* _TASK INPUTS_:
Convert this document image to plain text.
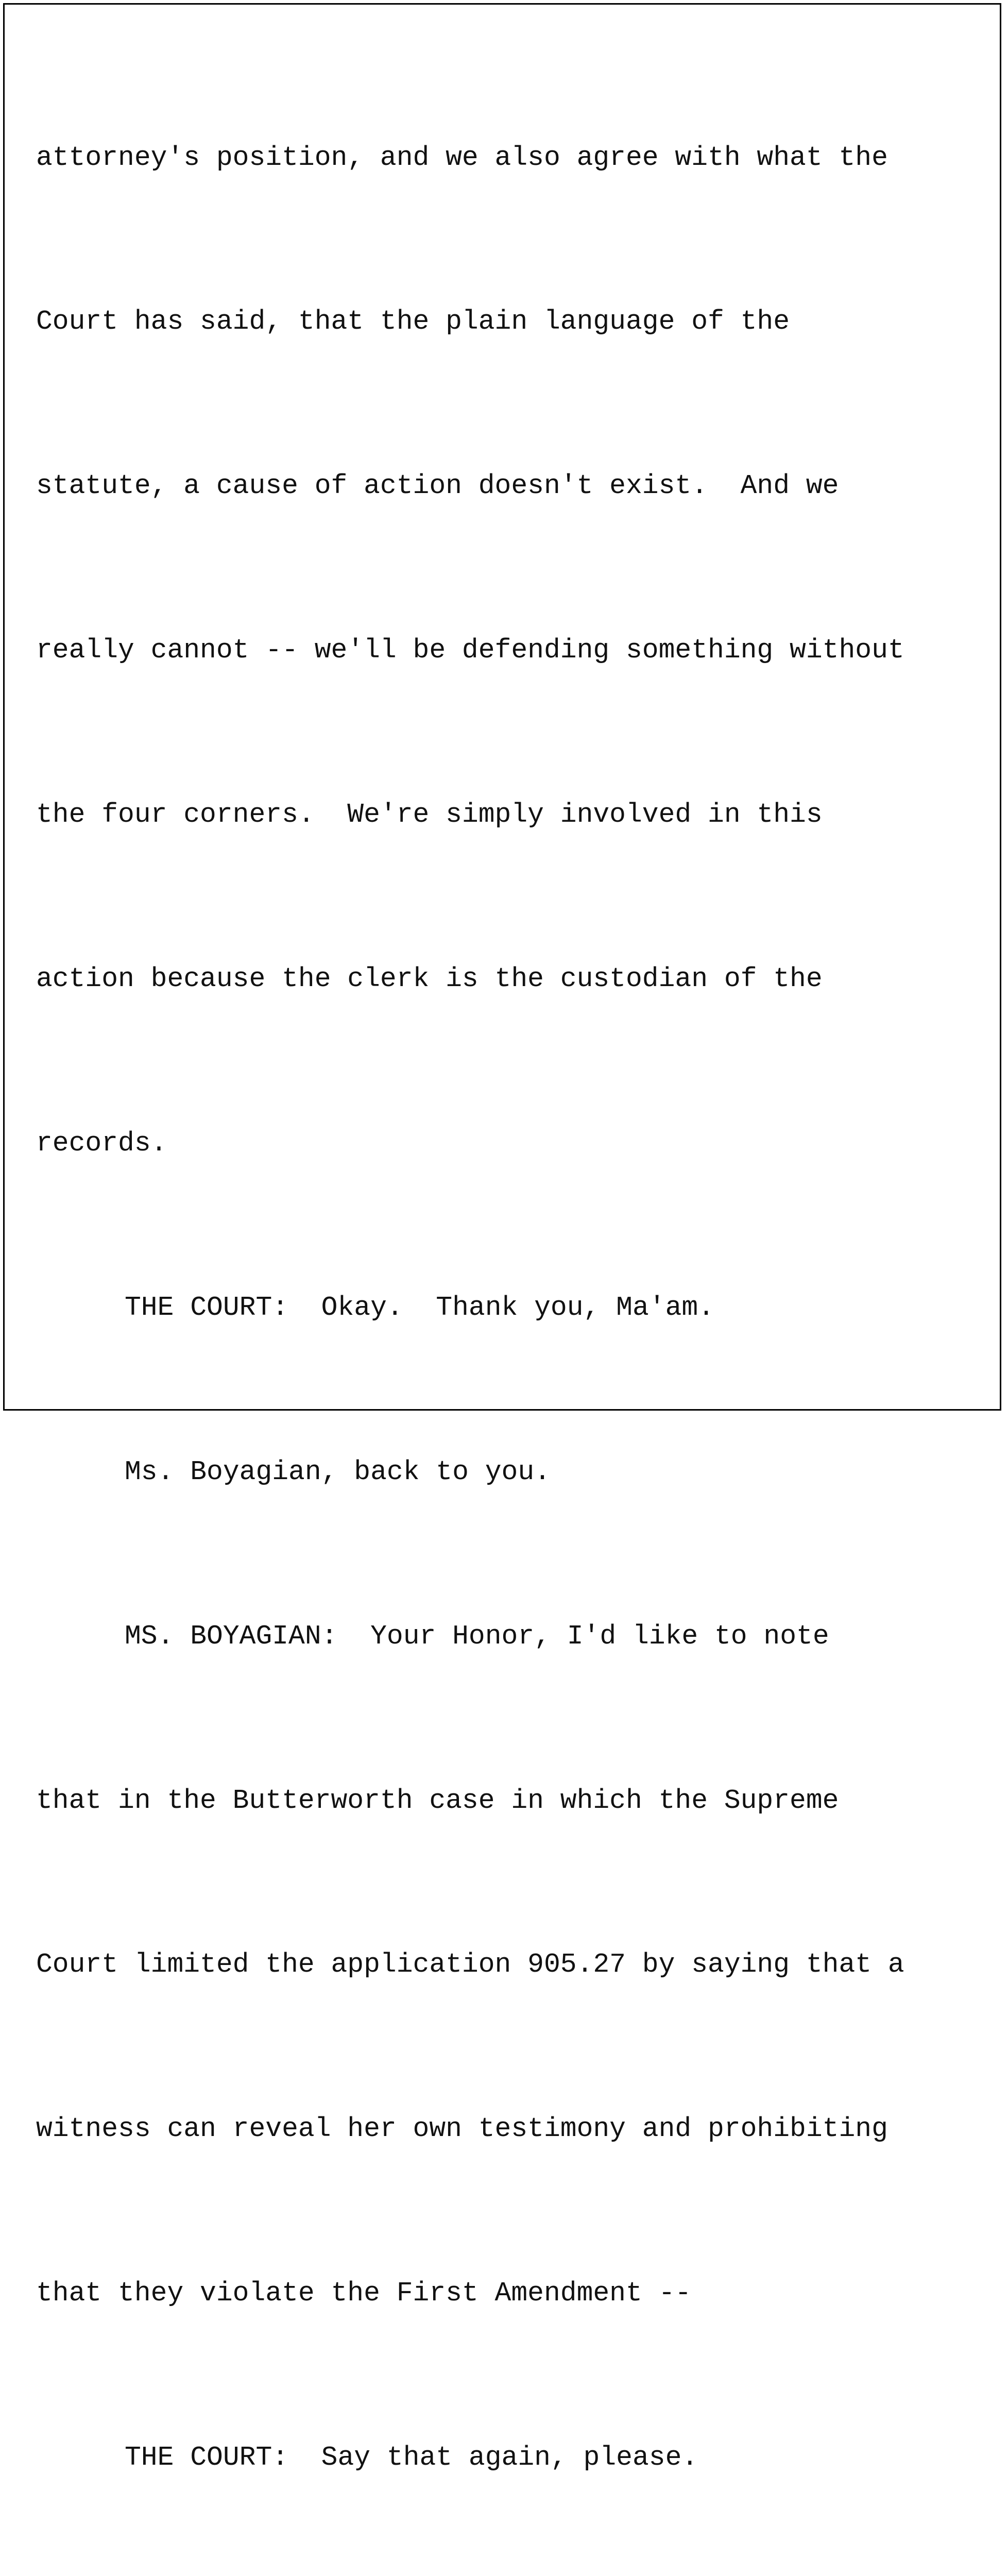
attorney's position, and we also agree with what the

Court has said, that the plain language of the

statute, a cause of action doesn't exist.  And we

really cannot -- we'll be defending something without

the four corners.  We're simply involved in this

action because the clerk is the custodian of the

records.

THE COURT:  Okay.  Thank you, Ma'am.

Ms. Boyagian, back to you.

MS. BOYAGIAN:  Your Honor, I'd like to note

that in the Butterworth case in which the Supreme

Court limited the application 905.27 by saying that a

witness can reveal her own testimony and prohibiting

that they violate the First Amendment --

THE COURT:  Say that again, please.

* _TASK OBJECTIVE_: In your copy of the listing above, reproduce each line exactly and omit all pictures.

* _ANSWER TO THIS PROBLEM_:
Convert this document image to plain text.
attorney's position, and we also agree with what the

Court has said, that the plain language of the

statute, a cause of action doesn't exist.  And we

really cannot -- we'll be defending something without

the four corners.  We're simply involved in this

action because the clerk is the custodian of the

records.

THE COURT:  Okay.  Thank you, Ma'am.

Ms. Boyagian, back to you.

MS. BOYAGIAN:  Your Honor, I'd like to note

that in the Butterworth case in which the Supreme

Court limited the application 905.27 by saying that a

witness can reveal her own testimony and prohibiting

that they violate the First Amendment --

THE COURT:  Say that again, please.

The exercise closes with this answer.